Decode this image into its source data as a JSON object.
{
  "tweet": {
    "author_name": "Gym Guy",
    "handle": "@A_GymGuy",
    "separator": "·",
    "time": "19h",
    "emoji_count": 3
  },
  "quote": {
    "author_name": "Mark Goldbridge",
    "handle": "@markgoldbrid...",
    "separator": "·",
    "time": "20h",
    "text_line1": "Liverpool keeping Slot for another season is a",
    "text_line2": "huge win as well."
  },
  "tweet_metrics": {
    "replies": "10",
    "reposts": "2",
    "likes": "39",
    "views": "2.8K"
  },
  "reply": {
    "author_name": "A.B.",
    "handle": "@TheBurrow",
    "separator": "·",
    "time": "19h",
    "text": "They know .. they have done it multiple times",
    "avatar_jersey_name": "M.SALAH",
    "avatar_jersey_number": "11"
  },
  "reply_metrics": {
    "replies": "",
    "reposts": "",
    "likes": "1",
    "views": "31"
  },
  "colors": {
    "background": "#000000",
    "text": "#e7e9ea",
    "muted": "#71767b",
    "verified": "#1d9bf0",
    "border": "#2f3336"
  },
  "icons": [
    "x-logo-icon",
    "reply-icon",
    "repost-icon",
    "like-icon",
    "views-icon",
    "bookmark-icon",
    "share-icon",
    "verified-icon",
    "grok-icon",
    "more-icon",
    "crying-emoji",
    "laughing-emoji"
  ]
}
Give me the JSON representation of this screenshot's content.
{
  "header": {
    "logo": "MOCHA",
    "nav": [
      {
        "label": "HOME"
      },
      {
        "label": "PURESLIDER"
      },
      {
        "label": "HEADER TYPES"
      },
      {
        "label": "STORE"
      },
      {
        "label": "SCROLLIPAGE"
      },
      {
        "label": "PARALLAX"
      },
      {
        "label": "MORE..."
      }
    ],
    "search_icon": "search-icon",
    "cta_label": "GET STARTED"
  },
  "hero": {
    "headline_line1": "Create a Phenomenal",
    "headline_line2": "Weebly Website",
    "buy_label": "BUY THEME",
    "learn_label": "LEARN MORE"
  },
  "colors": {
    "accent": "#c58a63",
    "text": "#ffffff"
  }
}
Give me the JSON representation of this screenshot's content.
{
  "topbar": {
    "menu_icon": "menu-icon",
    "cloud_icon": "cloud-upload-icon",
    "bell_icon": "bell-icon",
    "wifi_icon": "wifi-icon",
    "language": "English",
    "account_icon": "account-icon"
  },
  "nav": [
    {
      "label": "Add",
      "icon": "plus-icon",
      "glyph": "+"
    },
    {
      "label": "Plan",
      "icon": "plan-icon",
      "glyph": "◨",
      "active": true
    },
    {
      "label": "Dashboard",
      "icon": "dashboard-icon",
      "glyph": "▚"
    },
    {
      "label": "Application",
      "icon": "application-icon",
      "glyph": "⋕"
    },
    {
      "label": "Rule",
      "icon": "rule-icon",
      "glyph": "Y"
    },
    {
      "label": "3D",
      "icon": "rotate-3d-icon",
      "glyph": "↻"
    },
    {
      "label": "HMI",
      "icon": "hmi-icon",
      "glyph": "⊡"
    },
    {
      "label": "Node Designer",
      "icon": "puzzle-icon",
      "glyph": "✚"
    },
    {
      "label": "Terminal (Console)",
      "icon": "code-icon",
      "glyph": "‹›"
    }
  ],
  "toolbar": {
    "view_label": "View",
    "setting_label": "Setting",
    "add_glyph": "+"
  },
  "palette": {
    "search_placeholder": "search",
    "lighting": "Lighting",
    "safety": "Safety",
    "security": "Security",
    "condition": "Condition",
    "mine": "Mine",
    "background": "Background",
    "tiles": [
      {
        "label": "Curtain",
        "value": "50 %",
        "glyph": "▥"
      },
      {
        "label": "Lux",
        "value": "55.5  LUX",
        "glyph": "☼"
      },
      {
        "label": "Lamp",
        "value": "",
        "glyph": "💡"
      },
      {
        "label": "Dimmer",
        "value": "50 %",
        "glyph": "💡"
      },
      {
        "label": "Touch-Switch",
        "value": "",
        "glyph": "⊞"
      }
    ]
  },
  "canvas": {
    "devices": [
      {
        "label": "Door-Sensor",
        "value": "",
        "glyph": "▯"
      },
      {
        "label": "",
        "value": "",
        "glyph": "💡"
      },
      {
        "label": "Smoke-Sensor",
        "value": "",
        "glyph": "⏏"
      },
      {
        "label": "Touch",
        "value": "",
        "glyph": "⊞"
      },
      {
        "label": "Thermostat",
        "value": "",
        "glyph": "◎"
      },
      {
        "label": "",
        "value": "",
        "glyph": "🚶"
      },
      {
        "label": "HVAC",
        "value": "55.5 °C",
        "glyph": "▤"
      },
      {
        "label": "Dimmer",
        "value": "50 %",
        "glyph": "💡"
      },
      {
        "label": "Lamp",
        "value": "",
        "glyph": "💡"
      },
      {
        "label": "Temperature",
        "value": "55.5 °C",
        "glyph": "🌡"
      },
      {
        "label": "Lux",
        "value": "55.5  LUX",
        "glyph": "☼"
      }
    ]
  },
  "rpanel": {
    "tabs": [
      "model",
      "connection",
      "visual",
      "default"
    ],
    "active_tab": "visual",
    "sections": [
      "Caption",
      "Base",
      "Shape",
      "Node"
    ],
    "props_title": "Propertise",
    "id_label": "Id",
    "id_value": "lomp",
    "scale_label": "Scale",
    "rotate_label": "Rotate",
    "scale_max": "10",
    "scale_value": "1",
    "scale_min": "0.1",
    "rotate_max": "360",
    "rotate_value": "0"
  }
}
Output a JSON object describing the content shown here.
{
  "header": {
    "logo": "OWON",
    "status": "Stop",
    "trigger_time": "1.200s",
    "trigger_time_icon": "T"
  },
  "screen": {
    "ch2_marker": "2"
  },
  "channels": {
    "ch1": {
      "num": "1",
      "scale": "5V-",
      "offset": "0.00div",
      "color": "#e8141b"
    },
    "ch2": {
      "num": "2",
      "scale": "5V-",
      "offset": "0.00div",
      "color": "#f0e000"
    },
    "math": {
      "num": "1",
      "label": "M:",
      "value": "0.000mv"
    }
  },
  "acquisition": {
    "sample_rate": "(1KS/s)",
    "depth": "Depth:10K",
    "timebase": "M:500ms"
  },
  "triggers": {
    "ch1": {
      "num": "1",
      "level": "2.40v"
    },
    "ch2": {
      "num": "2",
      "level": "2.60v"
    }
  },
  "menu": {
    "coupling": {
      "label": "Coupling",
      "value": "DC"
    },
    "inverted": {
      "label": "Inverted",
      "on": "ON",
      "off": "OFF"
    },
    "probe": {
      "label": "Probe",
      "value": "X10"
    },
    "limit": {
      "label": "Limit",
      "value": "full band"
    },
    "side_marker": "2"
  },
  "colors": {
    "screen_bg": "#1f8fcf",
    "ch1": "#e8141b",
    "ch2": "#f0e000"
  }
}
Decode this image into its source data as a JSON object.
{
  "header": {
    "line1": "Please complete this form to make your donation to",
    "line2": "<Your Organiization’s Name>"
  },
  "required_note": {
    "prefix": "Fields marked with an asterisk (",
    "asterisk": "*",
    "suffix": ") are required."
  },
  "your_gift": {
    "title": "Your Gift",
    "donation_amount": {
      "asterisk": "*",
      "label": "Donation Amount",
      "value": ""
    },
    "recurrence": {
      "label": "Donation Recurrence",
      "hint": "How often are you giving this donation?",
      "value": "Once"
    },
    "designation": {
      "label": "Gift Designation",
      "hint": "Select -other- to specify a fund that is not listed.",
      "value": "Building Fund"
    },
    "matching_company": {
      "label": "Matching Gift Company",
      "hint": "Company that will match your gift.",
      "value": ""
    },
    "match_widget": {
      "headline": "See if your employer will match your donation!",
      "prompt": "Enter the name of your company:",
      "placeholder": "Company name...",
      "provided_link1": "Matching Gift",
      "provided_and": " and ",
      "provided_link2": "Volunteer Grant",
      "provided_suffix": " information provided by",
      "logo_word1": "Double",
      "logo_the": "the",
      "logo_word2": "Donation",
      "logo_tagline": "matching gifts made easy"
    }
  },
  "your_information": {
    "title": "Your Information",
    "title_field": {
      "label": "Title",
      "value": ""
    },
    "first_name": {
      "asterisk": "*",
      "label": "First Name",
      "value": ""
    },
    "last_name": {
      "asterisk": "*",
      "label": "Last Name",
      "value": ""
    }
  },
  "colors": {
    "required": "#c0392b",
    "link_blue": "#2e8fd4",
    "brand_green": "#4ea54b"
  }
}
------------------------------------------------------------------------
• **The exercise**
Which lines hold the word "Sensor"? Copy every one of them.

• **Response**
        "label": "Door-Sensor",
        "label": "Smoke-Sensor",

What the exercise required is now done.